** Begin **

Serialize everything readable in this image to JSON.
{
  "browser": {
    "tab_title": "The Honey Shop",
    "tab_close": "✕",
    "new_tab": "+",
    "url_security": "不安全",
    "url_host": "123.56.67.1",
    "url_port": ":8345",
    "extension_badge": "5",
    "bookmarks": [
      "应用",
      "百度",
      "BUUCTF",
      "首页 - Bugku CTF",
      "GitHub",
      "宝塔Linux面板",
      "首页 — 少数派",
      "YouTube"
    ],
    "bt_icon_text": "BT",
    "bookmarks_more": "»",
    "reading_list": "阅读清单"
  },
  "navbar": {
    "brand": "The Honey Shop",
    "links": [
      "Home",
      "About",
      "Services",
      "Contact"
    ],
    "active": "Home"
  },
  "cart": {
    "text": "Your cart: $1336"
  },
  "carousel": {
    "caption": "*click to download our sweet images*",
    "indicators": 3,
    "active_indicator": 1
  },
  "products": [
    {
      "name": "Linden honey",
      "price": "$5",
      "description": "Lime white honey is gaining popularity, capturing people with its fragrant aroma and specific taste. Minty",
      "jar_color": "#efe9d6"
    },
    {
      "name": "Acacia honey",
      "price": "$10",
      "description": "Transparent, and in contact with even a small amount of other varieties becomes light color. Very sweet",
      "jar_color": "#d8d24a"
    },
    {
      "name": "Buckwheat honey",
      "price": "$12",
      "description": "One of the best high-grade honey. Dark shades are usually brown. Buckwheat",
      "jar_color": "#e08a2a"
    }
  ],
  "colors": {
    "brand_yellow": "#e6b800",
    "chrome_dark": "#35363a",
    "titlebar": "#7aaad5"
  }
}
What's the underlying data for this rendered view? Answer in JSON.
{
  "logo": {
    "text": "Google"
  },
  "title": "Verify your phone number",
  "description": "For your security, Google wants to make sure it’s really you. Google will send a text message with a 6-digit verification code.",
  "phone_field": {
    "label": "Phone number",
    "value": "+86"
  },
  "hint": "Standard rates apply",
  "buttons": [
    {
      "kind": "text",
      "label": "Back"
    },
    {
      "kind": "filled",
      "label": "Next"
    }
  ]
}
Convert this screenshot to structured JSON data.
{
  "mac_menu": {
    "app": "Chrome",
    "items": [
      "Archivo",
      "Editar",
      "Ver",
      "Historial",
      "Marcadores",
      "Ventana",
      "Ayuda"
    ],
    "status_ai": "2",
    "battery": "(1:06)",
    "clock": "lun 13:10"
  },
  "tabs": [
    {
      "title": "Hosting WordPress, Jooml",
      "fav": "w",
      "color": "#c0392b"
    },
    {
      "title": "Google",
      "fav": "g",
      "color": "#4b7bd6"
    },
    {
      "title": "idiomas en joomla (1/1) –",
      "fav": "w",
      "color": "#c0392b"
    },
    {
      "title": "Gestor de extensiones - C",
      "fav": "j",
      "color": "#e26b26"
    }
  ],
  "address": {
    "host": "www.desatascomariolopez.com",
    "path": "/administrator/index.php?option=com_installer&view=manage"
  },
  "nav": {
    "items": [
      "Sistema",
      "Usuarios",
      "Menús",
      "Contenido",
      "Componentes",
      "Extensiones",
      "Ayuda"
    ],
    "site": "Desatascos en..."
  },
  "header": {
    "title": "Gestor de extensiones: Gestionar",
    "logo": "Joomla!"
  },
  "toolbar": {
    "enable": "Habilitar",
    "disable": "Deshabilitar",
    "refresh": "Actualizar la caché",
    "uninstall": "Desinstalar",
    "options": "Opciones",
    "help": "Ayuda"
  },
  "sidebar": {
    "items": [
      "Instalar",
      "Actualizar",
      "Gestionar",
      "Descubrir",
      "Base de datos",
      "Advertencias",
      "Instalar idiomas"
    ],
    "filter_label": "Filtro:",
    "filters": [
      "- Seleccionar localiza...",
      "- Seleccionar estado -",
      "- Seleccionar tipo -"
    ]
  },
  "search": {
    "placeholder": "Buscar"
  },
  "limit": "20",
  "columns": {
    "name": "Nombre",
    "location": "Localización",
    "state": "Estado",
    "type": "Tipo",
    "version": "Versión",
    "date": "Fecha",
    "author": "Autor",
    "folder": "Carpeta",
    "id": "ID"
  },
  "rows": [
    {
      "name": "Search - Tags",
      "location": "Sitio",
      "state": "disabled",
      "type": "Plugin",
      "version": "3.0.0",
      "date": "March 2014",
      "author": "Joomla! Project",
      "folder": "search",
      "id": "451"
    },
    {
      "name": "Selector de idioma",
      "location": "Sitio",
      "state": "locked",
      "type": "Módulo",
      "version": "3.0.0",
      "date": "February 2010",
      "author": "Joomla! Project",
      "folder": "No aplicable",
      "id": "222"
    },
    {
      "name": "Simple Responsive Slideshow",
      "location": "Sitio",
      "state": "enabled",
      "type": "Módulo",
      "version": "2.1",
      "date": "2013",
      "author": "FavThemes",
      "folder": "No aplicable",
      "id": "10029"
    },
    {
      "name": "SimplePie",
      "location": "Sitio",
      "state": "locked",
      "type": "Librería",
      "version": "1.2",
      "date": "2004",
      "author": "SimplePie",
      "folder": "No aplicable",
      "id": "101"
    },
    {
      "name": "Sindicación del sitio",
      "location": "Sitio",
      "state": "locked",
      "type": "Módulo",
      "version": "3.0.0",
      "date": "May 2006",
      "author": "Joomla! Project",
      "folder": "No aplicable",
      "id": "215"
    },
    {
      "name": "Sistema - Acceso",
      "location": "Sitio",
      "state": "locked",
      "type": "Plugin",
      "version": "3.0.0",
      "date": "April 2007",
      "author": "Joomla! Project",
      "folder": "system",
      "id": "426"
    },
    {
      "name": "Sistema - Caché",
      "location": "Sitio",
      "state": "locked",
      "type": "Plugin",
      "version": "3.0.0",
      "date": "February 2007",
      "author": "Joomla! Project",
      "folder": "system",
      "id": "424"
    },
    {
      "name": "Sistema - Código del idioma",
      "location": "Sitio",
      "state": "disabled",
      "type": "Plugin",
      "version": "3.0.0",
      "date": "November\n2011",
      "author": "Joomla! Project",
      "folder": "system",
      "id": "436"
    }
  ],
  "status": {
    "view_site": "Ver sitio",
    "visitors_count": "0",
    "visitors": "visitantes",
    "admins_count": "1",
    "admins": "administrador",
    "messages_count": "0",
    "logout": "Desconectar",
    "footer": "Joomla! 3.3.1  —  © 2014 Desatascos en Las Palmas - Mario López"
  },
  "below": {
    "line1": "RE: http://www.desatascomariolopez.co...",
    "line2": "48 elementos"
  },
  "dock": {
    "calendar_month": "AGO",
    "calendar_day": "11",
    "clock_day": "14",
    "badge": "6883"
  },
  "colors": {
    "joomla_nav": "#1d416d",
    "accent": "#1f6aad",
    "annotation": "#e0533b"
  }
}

** End **

(PROMPT): From the listing above, copy every line that holds the string "idiomas".

(ANSWER IN FULL):
      "title": "idiomas en joomla (1/1) –",
      "Instalar idiomas"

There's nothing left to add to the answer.